## WRITTEN TASK
Gather up every line that includes the string "name".
-- Begin RECORD LIST --
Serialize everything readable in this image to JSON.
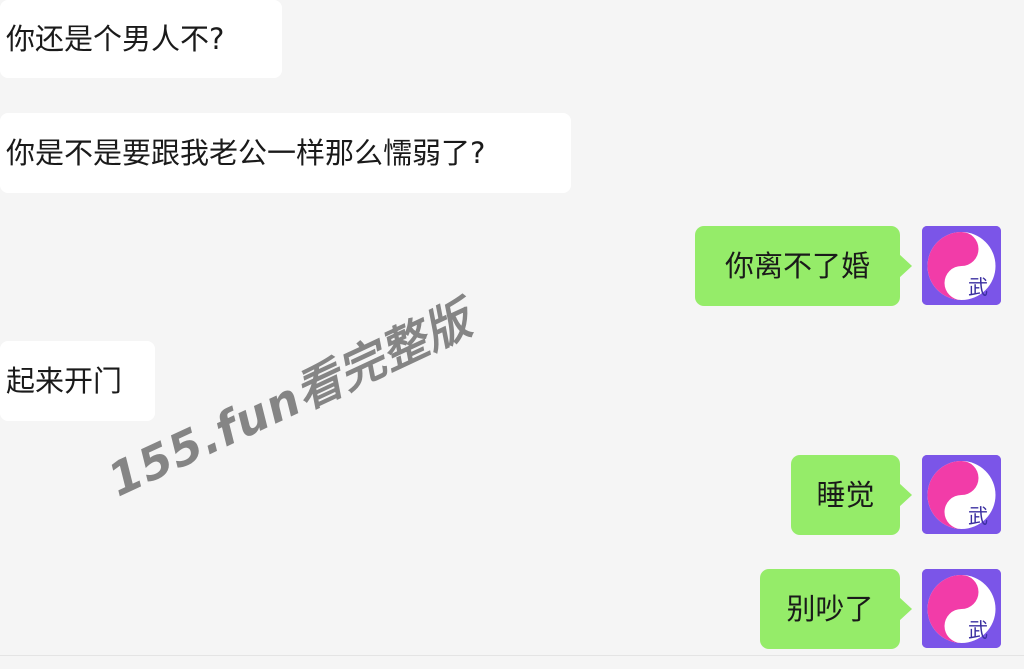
{
  "messages": [
    {
      "side": "left",
      "text": "你还是个男人不?"
    },
    {
      "side": "left",
      "text": "你是不是要跟我老公一样那么懦弱了?"
    },
    {
      "side": "right",
      "text": "你离不了婚"
    },
    {
      "side": "left",
      "text": "起来开门"
    },
    {
      "side": "right",
      "text": "睡觉"
    },
    {
      "side": "right",
      "text": "别吵了"
    }
  ],
  "avatar": {
    "glyph": "武"
  },
  "watermark": {
    "text": "155.fun看完整版"
  },
  "colors": {
    "background": "#f5f5f5",
    "incoming_bubble": "#ffffff",
    "outgoing_bubble": "#95ec69",
    "avatar_bg": "#7b55e8",
    "avatar_accent": "#f23ca8"
  }
}
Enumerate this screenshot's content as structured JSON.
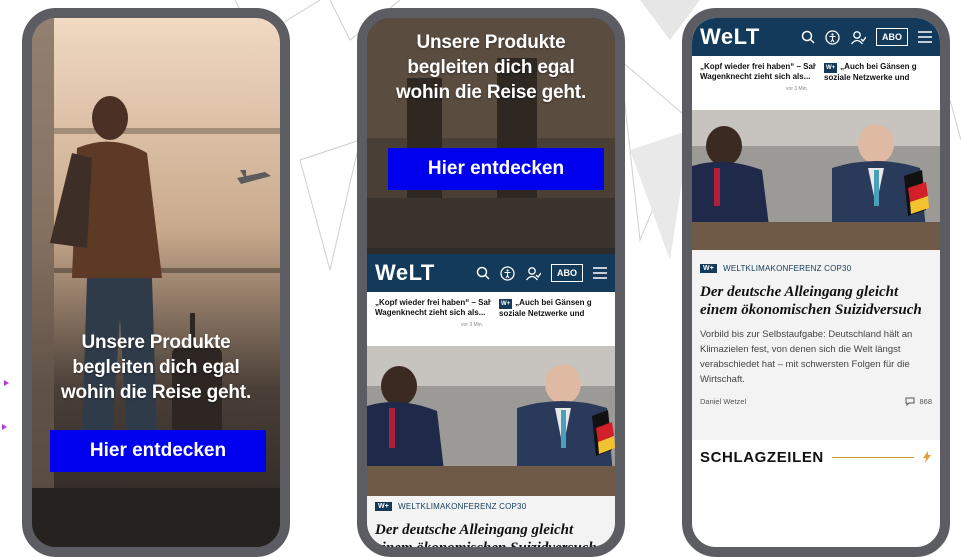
{
  "hero": {
    "headline_line1": "Unsere Produkte",
    "headline_line2": "begleiten dich egal",
    "headline_line3": "wohin die Reise geht.",
    "cta_label": "Hier entdecken"
  },
  "welt": {
    "logo": "WeLT",
    "abo_label": "ABO",
    "teasers": [
      {
        "title_line1": "„Kopf wieder frei haben“ – Sahra",
        "title_line2": "Wagenknecht zieht sich als...",
        "time": "vor 3 Min."
      },
      {
        "badge": "W+",
        "title_line1": "„Auch bei Gänsen g",
        "title_line2": "soziale Netzwerke und"
      }
    ],
    "article": {
      "badge": "W+",
      "kicker": "WELTKLIMAKONFERENZ COP30",
      "headline_line1": "Der deutsche Alleingang gleicht",
      "headline_line2": "einem ökonomischen Suizidversuch",
      "summary": "Vorbild bis zur Selbstaufgabe: Deutschland hält an Klimazielen fest, von denen sich die Welt längst verabschiedet hat – mit schwersten Folgen für die Wirtschaft.",
      "author": "Daniel Wetzel",
      "comments": "868"
    },
    "section_title": "SCHLAGZEILEN"
  },
  "colors": {
    "welt_navy": "#133a5a",
    "cta_blue": "#0000ee",
    "frame": "#5b5d62",
    "accent_gold": "#c9a227"
  }
}
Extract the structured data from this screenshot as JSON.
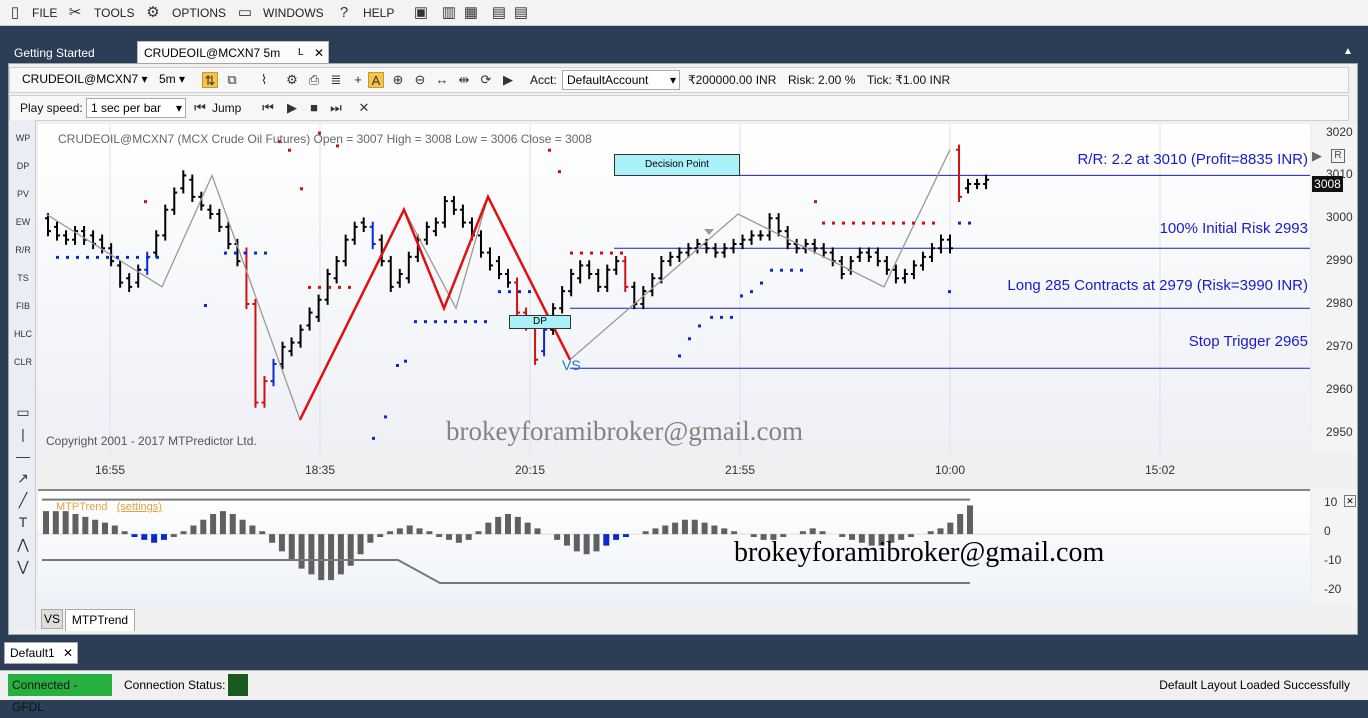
{
  "menu": {
    "file": "FILE",
    "tools": "TOOLS",
    "options": "OPTIONS",
    "windows": "WINDOWS",
    "help": "HELP"
  },
  "tabs": {
    "getting_started": "Getting Started",
    "active": "CRUDEOIL@MCXN7 5m",
    "pin": "L",
    "close": "✕"
  },
  "toolbar1": {
    "symbol": "CRUDEOIL@MCXN7",
    "interval": "5m",
    "acct_label": "Acct:",
    "account": "DefaultAccount",
    "capital": "₹200000.00 INR",
    "risk": "Risk:  2.00 %",
    "tick": "Tick: ₹1.00 INR"
  },
  "toolbar2": {
    "play_speed_label": "Play speed:",
    "speed": "1 sec per bar",
    "jump": "Jump"
  },
  "left_tools": [
    "WP",
    "DP",
    "PV",
    "EW",
    "R/R",
    "TS",
    "FIB",
    "HLC",
    "CLR"
  ],
  "chart": {
    "header": "CRUDEOIL@MCXN7 (MCX Crude Oil Futures) Open = 3007 High = 3008 Low = 3006 Close = 3008",
    "copyright": "Copyright 2001 - 2017 MTPredictor Ltd.",
    "decision_point": "Decision Point",
    "dp": "DP",
    "vs": "VS",
    "rr": "R/R: 2.2 at 3010 (Profit=8835 INR)",
    "initial_risk": "100% Initial Risk 2993",
    "long": "Long 285 Contracts at 2979 (Risk=3990 INR)",
    "stop": "Stop Trigger 2965",
    "last_price": "3008",
    "price_ticks": [
      "3020",
      "3010",
      "3000",
      "2990",
      "2980",
      "2970",
      "2960",
      "2950"
    ],
    "time_ticks": [
      "16:55",
      "18:35",
      "20:15",
      "21:55",
      "10:00",
      "15:02"
    ],
    "watermark": "brokeyforamibroker@gmail.com"
  },
  "chart_data": {
    "type": "candlestick",
    "y_range": [
      2945,
      3022
    ],
    "bars": [
      [
        3000,
        2997
      ],
      [
        2998,
        2996
      ],
      [
        2996,
        2995
      ],
      [
        2995,
        2997
      ],
      [
        2997,
        2995
      ],
      [
        2996,
        2994
      ],
      [
        2995,
        2993
      ],
      [
        2993,
        2990
      ],
      [
        2989,
        2985
      ],
      [
        2986,
        2984
      ],
      [
        2985,
        2988
      ],
      [
        2988,
        2991
      ],
      [
        2992,
        2996
      ],
      [
        2996,
        3002
      ],
      [
        3002,
        3006
      ],
      [
        3007,
        3010
      ],
      [
        3009,
        3005
      ],
      [
        3005,
        3003
      ],
      [
        3002,
        3001
      ],
      [
        3001,
        2998
      ],
      [
        2998,
        2994
      ],
      [
        2994,
        2990
      ],
      [
        2992,
        2980
      ],
      [
        2980,
        2957
      ],
      [
        2957,
        2962
      ],
      [
        2962,
        2966
      ],
      [
        2966,
        2970
      ],
      [
        2969,
        2971
      ],
      [
        2971,
        2974
      ],
      [
        2975,
        2978
      ],
      [
        2977,
        2981
      ],
      [
        2981,
        2987
      ],
      [
        2986,
        2990
      ],
      [
        2990,
        2995
      ],
      [
        2995,
        2998
      ],
      [
        2999,
        2998
      ],
      [
        2998,
        2994
      ],
      [
        2995,
        2990
      ],
      [
        2990,
        2984
      ],
      [
        2985,
        2987
      ],
      [
        2986,
        2991
      ],
      [
        2991,
        2995
      ],
      [
        2995,
        2998
      ],
      [
        2997,
        2999
      ],
      [
        2999,
        3004
      ],
      [
        3004,
        3002
      ],
      [
        3002,
        2999
      ],
      [
        2999,
        2996
      ],
      [
        2996,
        2992
      ],
      [
        2992,
        2989
      ],
      [
        2990,
        2987
      ],
      [
        2987,
        2985
      ],
      [
        2985,
        2978
      ],
      [
        2978,
        2975
      ],
      [
        2975,
        2967
      ],
      [
        2969,
        2974
      ],
      [
        2974,
        2979
      ],
      [
        2979,
        2983
      ],
      [
        2983,
        2987
      ],
      [
        2986,
        2989
      ],
      [
        2989,
        2987
      ],
      [
        2987,
        2984
      ],
      [
        2984,
        2988
      ],
      [
        2988,
        2990
      ],
      [
        2990,
        2984
      ],
      [
        2984,
        2980
      ],
      [
        2980,
        2983
      ],
      [
        2983,
        2986
      ],
      [
        2986,
        2990
      ],
      [
        2990,
        2991
      ],
      [
        2991,
        2992
      ],
      [
        2992,
        2993
      ],
      [
        2993,
        2994
      ],
      [
        2994,
        2993
      ],
      [
        2993,
        2992
      ],
      [
        2992,
        2993
      ],
      [
        2993,
        2994
      ],
      [
        2994,
        2995
      ],
      [
        2995,
        2996
      ],
      [
        2996,
        2996
      ],
      [
        2996,
        3000
      ],
      [
        3000,
        2997
      ],
      [
        2997,
        2994
      ],
      [
        2994,
        2993
      ],
      [
        2993,
        2994
      ],
      [
        2994,
        2993
      ],
      [
        2993,
        2992
      ],
      [
        2992,
        2990
      ],
      [
        2990,
        2987
      ],
      [
        2988,
        2990
      ],
      [
        2991,
        2992
      ],
      [
        2992,
        2991
      ],
      [
        2992,
        2990
      ],
      [
        2990,
        2988
      ],
      [
        2988,
        2986
      ],
      [
        2986,
        2987
      ],
      [
        2987,
        2989
      ],
      [
        2989,
        2991
      ],
      [
        2991,
        2993
      ],
      [
        2993,
        2995
      ],
      [
        2995,
        2993
      ],
      [
        3016,
        3005
      ],
      [
        3007,
        3008
      ],
      [
        3008,
        3008
      ],
      [
        3008,
        3009
      ]
    ],
    "levels": {
      "target": 3010,
      "initial_risk": 2993,
      "entry": 2979,
      "stop": 2965
    },
    "indicator": {
      "name": "MTPTrend",
      "settings": "(settings)",
      "y_range": [
        -25,
        15
      ],
      "ticks": [
        "10",
        "0",
        "-10",
        "-20"
      ],
      "values": [
        8,
        8,
        8,
        7,
        6,
        5,
        4,
        3,
        1,
        -1,
        -2,
        -3,
        -2,
        -1,
        1,
        3,
        5,
        7,
        8,
        7,
        5,
        3,
        1,
        -3,
        -6,
        -9,
        -12,
        -14,
        -16,
        -16,
        -14,
        -11,
        -7,
        -3,
        -1,
        1,
        2,
        3,
        2,
        1,
        -1,
        -2,
        -3,
        -2,
        1,
        4,
        6,
        7,
        6,
        4,
        2,
        0,
        -2,
        -4,
        -6,
        -7,
        -6,
        -4,
        -2,
        -1,
        0,
        1,
        2,
        3,
        4,
        5,
        5,
        4,
        3,
        2,
        1,
        0,
        -1,
        -2,
        -2,
        -1,
        0,
        1,
        2,
        1,
        0,
        -1,
        -2,
        -3,
        -4,
        -4,
        -3,
        -2,
        -1,
        0,
        1,
        2,
        4,
        7,
        10
      ]
    }
  },
  "bottom_tabs": {
    "vs": "VS",
    "mtptrend": "MTPTrend"
  },
  "doc_tab": "Default1",
  "status": {
    "connected": "Connected - GFDL",
    "connection_label": "Connection Status:",
    "layout": "Default Layout Loaded Successfully"
  }
}
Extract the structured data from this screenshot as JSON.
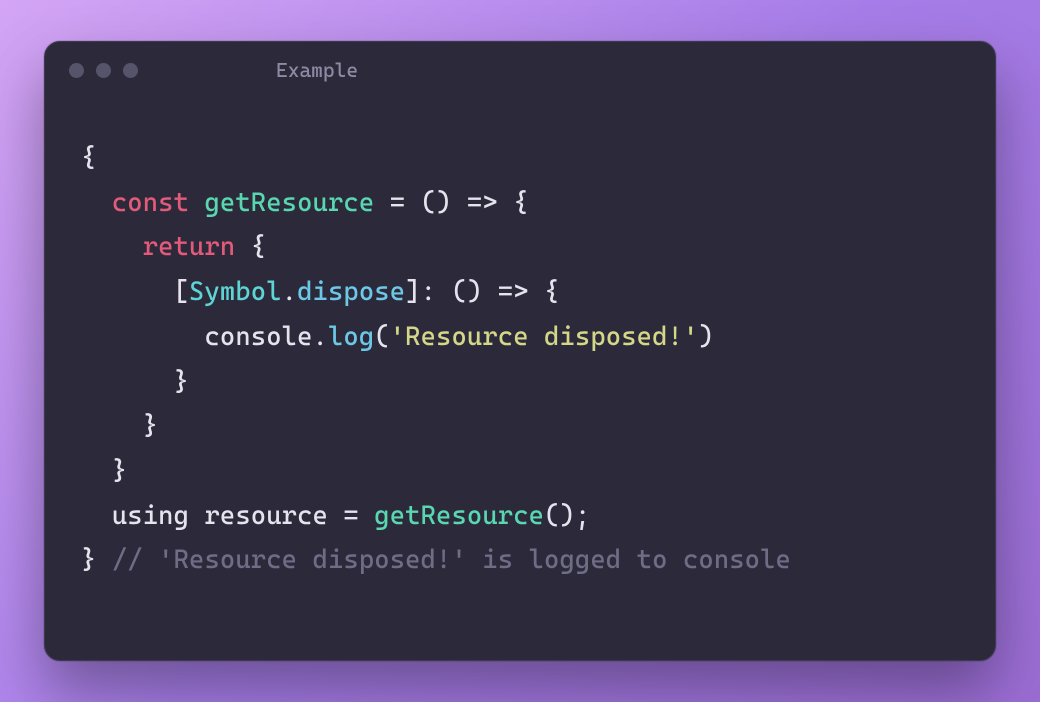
{
  "window": {
    "title": "Example"
  },
  "code": {
    "line1": {
      "brace": "{"
    },
    "line2": {
      "indent": "  ",
      "kw": "const",
      "sp1": " ",
      "fn": "getResource",
      "sp2": " ",
      "eq": "=",
      "sp3": " ",
      "parens": "()",
      "sp4": " ",
      "arrow": "=>",
      "sp5": " ",
      "brace": "{"
    },
    "line3": {
      "indent": "    ",
      "kw": "return",
      "sp": " ",
      "brace": "{"
    },
    "line4": {
      "indent": "      ",
      "lb": "[",
      "builtin": "Symbol",
      "dot": ".",
      "member": "dispose",
      "rb": "]",
      "colon": ":",
      "sp1": " ",
      "parens": "()",
      "sp2": " ",
      "arrow": "=>",
      "sp3": " ",
      "brace": "{"
    },
    "line5": {
      "indent": "        ",
      "obj": "console",
      "dot": ".",
      "method": "log",
      "lp": "(",
      "str": "'Resource disposed!'",
      "rp": ")"
    },
    "line6": {
      "indent": "      ",
      "brace": "}"
    },
    "line7": {
      "indent": "    ",
      "brace": "}"
    },
    "line8": {
      "indent": "  ",
      "brace": "}"
    },
    "line9": {
      "indent": "  ",
      "kw": "using",
      "sp1": " ",
      "ident": "resource",
      "sp2": " ",
      "eq": "=",
      "sp3": " ",
      "fn": "getResource",
      "parens": "()",
      "semi": ";"
    },
    "line10": {
      "brace": "}",
      "sp": " ",
      "comment": "// 'Resource disposed!' is logged to console"
    }
  }
}
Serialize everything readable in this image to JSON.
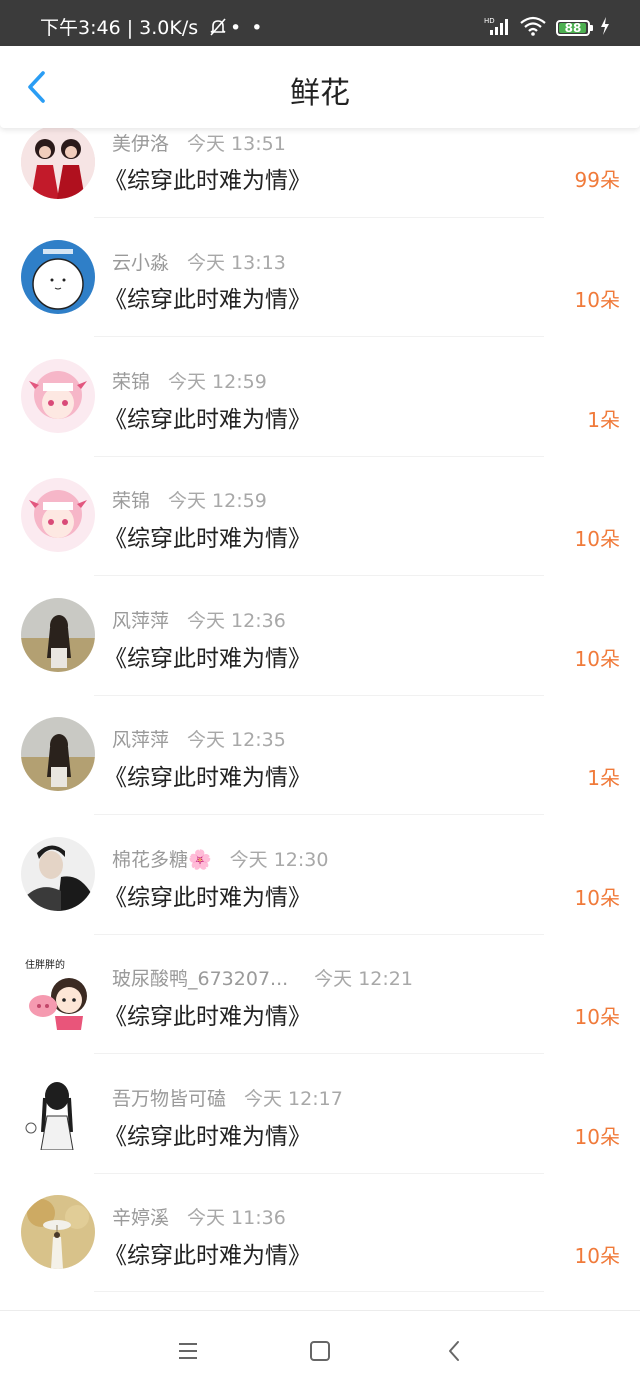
{
  "status": {
    "left": "下午3:46 | 3.0K/s",
    "dots": "• •",
    "battery": "88"
  },
  "header": {
    "title": "鲜花"
  },
  "rows": [
    {
      "name": "美伊洛",
      "time": "今天 13:51",
      "book": "《综穿此时难为情》",
      "count": "99朵"
    },
    {
      "name": "云小淼",
      "time": "今天 13:13",
      "book": "《综穿此时难为情》",
      "count": "10朵"
    },
    {
      "name": "荣锦",
      "time": "今天 12:59",
      "book": "《综穿此时难为情》",
      "count": "1朵"
    },
    {
      "name": "荣锦",
      "time": "今天 12:59",
      "book": "《综穿此时难为情》",
      "count": "10朵"
    },
    {
      "name": "风萍萍",
      "time": "今天 12:36",
      "book": "《综穿此时难为情》",
      "count": "10朵"
    },
    {
      "name": "风萍萍",
      "time": "今天 12:35",
      "book": "《综穿此时难为情》",
      "count": "1朵"
    },
    {
      "name": "棉花多糖🌸",
      "time": "今天 12:30",
      "book": "《综穿此时难为情》",
      "count": "10朵"
    },
    {
      "name": "玻尿酸鸭_673207...",
      "time": "今天 12:21",
      "book": "《综穿此时难为情》",
      "count": "10朵"
    },
    {
      "name": "吾万物皆可磕",
      "time": "今天 12:17",
      "book": "《综穿此时难为情》",
      "count": "10朵"
    },
    {
      "name": "辛婷溪",
      "time": "今天 11:36",
      "book": "《综穿此时难为情》",
      "count": "10朵"
    }
  ],
  "avatar_sticker_text": "住胖胖的",
  "colors": {
    "accent": "#2a9df4",
    "count": "#f07a3a"
  }
}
-- End RECORD LIST --
## RESULT
      "name": "MTPTrend",
      "name": "美伊洛",
      "name": "云小淼",
      "name": "荣锦",
      "name": "荣锦",
      "name": "风萍萍",
      "name": "风萍萍",
      "name": "棉花多糖🌸",
      "name": "玻尿酸鸭_673207...",
      "name": "吾万物皆可磕",
      "name": "辛婷溪",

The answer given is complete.